— Work to do —
Write the material out again exactly.

— Data supplied —

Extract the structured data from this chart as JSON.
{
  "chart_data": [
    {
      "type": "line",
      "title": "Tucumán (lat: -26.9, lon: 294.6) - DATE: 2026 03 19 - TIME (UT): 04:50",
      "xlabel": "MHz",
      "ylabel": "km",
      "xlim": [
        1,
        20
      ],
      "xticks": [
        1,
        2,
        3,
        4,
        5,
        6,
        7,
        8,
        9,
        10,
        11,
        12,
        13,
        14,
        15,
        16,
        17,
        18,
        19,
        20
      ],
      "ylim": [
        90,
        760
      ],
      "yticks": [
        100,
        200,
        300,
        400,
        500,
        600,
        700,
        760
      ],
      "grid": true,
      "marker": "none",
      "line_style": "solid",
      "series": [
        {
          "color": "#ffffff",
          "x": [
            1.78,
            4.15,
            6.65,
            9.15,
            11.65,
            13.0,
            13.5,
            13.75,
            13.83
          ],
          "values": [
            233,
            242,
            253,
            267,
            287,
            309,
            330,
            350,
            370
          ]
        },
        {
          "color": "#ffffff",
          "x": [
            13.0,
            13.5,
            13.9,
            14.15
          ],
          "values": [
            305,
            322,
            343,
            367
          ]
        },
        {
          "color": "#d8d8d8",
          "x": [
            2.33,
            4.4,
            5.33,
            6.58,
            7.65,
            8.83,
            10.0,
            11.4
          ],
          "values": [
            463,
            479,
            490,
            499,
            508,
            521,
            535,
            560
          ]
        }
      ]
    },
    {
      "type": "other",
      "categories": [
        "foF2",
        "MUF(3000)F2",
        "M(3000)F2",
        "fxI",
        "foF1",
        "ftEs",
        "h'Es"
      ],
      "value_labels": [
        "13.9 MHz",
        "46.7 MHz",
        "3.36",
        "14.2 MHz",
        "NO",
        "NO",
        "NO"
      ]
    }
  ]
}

— Correct answer —
Extract the structured data from this chart as JSON.
{
  "chart_data": [
    {
      "type": "line",
      "title": "Tucumán (lat: -26.9, lon: 294.6) - DATE: 2026 03 19 - TIME (UT): 04:50",
      "xlabel": "MHz",
      "ylabel": "km",
      "xlim": [
        1,
        20
      ],
      "xticks": [
        1,
        2,
        3,
        4,
        5,
        6,
        7,
        8,
        9,
        10,
        11,
        12,
        13,
        14,
        15,
        16,
        17,
        18,
        19,
        20
      ],
      "ylim": [
        90,
        760
      ],
      "yticks": [
        100,
        200,
        300,
        400,
        500,
        600,
        700,
        760
      ],
      "grid": true,
      "marker": "none",
      "line_style": "solid",
      "series": [
        {
          "color": "#ffffff",
          "x": [
            1.78,
            4.15,
            6.65,
            9.15,
            11.65,
            13.0,
            13.5,
            13.75,
            13.83
          ],
          "values": [
            233,
            242,
            253,
            267,
            287,
            309,
            330,
            350,
            370
          ]
        },
        {
          "color": "#ffffff",
          "x": [
            13.0,
            13.5,
            13.9,
            14.15
          ],
          "values": [
            305,
            322,
            343,
            367
          ]
        },
        {
          "color": "#d8d8d8",
          "x": [
            2.33,
            4.4,
            5.33,
            6.58,
            7.65,
            8.83,
            10.0,
            11.4
          ],
          "values": [
            463,
            479,
            490,
            499,
            508,
            521,
            535,
            560
          ]
        }
      ]
    },
    {
      "type": "other",
      "categories": [
        "foF2",
        "MUF(3000)F2",
        "M(3000)F2",
        "fxI",
        "foF1",
        "ftEs",
        "h'Es"
      ],
      "value_labels": [
        "13.9 MHz",
        "46.7 MHz",
        "3.36",
        "14.2 MHz",
        "NO",
        "NO",
        "NO"
      ]
    }
  ]
}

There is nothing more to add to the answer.